→ STATED PROBLEM
Find the lines below that contain the string "грыж". Copy each one.
*** DATA EXTRACT ***
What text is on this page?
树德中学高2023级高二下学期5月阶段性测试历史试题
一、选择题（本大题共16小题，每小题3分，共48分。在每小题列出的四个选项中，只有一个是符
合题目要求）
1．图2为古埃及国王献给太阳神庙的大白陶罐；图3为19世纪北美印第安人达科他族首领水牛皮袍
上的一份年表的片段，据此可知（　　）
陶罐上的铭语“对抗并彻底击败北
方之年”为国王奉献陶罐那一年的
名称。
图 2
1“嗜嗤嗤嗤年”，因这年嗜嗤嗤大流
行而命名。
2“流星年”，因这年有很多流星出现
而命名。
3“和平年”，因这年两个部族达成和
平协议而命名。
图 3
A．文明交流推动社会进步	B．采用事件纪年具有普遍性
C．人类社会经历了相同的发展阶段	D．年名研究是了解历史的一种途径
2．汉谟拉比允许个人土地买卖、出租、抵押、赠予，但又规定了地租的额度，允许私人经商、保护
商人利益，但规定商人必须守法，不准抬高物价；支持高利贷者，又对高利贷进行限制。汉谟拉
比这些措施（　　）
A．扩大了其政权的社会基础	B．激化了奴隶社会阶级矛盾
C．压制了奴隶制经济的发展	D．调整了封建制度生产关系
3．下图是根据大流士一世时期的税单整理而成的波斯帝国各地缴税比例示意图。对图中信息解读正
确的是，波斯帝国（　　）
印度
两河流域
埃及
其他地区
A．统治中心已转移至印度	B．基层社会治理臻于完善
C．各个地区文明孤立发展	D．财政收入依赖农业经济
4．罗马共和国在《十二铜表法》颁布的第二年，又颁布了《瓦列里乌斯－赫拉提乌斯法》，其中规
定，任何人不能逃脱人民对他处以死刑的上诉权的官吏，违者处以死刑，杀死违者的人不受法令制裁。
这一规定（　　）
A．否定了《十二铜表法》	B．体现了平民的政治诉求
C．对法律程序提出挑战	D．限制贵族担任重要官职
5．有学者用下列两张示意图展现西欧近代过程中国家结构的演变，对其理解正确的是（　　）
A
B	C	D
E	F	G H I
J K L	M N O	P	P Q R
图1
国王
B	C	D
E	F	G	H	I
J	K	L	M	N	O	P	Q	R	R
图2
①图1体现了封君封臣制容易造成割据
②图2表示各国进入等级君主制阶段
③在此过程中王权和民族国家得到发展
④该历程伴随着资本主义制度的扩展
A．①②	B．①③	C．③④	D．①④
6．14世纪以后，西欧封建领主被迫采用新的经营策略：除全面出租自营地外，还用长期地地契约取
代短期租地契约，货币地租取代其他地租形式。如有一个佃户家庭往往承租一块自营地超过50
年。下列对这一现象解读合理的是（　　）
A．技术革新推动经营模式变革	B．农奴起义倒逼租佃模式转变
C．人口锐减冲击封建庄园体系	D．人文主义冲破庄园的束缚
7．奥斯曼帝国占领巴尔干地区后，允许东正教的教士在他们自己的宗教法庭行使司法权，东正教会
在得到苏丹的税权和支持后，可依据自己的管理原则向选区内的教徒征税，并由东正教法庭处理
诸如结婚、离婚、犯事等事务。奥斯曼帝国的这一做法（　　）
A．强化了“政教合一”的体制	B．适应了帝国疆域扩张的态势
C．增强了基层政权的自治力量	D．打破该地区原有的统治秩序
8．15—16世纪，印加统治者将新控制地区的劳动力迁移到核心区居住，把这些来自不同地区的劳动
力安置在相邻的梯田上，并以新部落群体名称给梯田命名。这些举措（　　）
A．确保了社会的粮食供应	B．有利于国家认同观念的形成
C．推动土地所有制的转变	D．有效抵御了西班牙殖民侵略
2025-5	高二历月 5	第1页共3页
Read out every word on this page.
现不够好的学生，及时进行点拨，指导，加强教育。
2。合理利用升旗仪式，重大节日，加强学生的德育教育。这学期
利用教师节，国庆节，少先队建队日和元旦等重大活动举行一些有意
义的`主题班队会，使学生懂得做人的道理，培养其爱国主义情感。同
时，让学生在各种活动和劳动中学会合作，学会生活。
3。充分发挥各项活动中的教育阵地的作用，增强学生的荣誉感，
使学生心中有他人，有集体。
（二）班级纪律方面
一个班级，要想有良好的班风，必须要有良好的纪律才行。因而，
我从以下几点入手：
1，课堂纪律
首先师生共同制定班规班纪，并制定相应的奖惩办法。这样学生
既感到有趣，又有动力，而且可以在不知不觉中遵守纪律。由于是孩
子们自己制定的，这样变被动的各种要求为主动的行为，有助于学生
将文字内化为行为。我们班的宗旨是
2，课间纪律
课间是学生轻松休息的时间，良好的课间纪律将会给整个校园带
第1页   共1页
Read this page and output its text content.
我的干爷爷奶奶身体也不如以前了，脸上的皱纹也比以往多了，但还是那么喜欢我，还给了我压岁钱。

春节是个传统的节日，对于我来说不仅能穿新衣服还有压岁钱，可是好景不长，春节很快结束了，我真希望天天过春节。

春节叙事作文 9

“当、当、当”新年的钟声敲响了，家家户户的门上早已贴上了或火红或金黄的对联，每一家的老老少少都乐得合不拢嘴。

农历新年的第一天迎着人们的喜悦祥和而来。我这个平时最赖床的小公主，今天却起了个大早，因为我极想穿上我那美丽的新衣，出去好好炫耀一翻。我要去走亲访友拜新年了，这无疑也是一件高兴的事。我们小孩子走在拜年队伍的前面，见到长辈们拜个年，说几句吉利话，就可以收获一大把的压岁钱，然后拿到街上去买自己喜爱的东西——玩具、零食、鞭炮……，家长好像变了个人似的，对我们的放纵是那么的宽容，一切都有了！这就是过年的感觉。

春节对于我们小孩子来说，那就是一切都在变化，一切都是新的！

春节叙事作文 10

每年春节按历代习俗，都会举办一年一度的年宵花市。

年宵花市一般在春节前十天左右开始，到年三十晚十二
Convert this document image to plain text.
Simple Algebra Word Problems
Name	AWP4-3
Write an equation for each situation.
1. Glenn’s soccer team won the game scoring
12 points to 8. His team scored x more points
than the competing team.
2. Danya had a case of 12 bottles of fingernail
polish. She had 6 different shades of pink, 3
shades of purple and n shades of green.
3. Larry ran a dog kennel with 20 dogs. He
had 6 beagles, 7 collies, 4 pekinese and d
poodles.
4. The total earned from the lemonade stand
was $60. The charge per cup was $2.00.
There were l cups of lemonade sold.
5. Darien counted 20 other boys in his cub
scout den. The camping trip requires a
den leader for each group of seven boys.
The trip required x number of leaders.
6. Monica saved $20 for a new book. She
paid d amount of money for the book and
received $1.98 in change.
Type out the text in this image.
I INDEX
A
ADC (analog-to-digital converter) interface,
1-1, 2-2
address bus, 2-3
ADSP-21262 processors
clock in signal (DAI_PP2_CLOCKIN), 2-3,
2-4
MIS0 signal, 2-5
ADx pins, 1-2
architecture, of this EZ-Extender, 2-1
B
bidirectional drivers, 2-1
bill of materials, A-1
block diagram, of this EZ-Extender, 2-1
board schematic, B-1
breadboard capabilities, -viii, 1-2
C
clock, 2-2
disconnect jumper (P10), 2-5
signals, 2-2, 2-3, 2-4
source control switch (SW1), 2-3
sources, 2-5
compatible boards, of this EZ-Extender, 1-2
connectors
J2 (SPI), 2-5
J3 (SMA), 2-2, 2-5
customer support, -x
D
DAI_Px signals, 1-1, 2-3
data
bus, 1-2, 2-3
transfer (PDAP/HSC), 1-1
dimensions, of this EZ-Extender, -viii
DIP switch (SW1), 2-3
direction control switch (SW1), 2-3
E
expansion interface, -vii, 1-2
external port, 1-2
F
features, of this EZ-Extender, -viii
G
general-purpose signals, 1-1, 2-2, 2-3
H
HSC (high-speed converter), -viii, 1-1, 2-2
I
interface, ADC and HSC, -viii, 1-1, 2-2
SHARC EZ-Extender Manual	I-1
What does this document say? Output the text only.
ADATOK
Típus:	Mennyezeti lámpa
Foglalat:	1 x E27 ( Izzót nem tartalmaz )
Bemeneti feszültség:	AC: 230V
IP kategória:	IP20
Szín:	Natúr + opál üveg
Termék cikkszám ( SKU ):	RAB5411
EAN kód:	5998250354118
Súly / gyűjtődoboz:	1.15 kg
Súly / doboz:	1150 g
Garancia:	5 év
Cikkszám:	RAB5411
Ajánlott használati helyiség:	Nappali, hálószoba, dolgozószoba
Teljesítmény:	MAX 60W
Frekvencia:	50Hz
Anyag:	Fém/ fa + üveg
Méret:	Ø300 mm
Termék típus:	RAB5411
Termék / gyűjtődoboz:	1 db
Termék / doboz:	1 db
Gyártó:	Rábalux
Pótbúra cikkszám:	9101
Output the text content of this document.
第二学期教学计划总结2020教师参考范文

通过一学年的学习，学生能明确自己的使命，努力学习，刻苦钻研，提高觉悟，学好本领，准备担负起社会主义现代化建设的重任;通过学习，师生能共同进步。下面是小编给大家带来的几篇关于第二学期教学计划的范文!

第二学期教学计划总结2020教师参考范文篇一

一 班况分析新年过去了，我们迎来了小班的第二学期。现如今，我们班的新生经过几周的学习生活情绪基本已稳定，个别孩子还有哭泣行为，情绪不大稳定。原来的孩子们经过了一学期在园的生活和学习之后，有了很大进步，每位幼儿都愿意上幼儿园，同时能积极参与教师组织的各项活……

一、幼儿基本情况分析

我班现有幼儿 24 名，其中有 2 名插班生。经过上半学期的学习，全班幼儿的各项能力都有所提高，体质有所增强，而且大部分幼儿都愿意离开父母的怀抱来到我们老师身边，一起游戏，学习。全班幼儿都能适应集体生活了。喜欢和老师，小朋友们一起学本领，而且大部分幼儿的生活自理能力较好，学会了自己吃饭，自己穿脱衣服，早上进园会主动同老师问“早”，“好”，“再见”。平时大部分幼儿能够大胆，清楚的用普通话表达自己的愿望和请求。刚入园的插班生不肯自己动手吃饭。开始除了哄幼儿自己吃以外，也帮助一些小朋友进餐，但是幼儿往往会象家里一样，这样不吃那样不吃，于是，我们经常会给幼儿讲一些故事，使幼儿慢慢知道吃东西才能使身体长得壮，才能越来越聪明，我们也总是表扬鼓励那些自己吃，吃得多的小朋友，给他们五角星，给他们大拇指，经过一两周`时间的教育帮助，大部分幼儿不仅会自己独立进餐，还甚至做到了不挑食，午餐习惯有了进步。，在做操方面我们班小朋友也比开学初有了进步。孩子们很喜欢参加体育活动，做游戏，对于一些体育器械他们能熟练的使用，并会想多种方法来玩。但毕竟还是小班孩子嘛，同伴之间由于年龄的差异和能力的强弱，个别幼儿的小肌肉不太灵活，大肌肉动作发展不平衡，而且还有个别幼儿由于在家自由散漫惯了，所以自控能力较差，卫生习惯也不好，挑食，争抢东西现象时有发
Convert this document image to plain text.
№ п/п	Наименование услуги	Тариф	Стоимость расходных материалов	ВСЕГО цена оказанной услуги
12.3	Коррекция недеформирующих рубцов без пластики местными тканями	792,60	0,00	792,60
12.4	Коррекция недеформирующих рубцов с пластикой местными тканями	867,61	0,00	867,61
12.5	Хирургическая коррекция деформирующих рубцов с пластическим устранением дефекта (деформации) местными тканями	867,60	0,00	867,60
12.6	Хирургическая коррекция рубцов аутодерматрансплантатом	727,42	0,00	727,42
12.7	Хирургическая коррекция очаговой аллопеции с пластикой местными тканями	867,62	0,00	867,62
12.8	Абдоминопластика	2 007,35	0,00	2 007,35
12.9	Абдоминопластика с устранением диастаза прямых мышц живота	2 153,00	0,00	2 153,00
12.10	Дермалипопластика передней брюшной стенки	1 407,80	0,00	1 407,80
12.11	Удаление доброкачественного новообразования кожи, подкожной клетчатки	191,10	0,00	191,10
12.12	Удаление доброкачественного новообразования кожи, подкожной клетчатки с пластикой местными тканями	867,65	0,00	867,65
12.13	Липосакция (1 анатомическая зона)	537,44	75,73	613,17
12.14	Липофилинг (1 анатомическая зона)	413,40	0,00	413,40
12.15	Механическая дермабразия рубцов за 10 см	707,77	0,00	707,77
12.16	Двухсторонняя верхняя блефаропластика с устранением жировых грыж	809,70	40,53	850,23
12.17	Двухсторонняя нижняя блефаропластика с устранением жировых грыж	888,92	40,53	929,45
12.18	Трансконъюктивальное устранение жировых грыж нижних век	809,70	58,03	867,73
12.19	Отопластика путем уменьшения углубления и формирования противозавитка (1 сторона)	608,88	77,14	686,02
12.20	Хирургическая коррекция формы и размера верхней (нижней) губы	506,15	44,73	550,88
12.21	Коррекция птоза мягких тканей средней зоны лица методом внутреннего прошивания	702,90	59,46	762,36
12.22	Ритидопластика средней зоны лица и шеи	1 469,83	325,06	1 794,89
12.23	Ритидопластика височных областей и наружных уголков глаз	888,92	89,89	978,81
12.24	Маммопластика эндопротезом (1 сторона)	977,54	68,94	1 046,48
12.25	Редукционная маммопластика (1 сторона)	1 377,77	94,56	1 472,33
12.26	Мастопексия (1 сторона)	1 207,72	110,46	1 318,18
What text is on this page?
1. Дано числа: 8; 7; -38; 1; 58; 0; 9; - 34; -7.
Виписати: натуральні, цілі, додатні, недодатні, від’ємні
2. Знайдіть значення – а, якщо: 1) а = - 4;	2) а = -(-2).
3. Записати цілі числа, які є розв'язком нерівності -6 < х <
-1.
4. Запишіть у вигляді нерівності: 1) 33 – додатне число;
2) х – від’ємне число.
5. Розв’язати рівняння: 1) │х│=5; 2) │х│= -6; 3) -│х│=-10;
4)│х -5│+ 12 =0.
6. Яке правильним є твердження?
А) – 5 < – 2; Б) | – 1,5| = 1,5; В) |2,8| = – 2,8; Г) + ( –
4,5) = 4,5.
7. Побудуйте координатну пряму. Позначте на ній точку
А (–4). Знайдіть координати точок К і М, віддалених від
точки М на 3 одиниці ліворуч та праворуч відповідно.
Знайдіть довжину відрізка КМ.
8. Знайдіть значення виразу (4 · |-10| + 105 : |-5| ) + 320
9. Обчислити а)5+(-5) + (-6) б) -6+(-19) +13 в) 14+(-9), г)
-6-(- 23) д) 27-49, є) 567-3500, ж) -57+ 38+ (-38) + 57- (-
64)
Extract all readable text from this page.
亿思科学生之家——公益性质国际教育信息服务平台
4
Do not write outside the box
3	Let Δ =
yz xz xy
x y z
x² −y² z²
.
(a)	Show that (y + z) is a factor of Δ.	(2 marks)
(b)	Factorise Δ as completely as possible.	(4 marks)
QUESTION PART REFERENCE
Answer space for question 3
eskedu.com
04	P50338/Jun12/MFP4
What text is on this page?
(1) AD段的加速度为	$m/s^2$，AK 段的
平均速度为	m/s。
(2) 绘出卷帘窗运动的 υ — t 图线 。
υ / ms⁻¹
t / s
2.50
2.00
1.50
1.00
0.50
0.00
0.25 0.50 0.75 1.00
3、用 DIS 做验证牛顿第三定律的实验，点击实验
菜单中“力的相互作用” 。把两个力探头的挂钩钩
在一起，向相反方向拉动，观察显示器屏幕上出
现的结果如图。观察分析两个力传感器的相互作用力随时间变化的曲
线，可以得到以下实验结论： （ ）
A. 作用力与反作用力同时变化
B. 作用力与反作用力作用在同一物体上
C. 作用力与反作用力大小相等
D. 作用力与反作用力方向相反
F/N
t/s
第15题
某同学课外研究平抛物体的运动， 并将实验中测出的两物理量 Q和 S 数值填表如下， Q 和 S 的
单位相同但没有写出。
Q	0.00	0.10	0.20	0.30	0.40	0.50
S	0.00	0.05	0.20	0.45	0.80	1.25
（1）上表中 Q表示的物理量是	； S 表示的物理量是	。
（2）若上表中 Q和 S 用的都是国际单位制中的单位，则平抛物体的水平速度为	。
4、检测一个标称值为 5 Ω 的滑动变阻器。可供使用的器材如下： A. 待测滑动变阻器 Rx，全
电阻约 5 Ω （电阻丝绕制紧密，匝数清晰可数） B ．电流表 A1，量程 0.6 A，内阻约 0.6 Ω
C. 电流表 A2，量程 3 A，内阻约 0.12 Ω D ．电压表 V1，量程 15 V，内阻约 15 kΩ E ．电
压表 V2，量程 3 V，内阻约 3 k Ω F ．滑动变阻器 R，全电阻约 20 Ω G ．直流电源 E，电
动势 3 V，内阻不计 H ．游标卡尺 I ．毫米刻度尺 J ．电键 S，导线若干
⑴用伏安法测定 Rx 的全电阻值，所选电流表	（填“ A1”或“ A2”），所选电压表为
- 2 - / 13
***
→ EXERCISE ANSWER
12.16	Двухсторонняя верхняя блефаропластика с устранением жировых грыж	809,70	40,53	850,23
12.17	Двухсторонняя нижняя блефаропластика с устранением жировых грыж	888,92	40,53	929,45
12.18	Трансконъюктивальное устранение жировых грыж нижних век	809,70	58,03	867,73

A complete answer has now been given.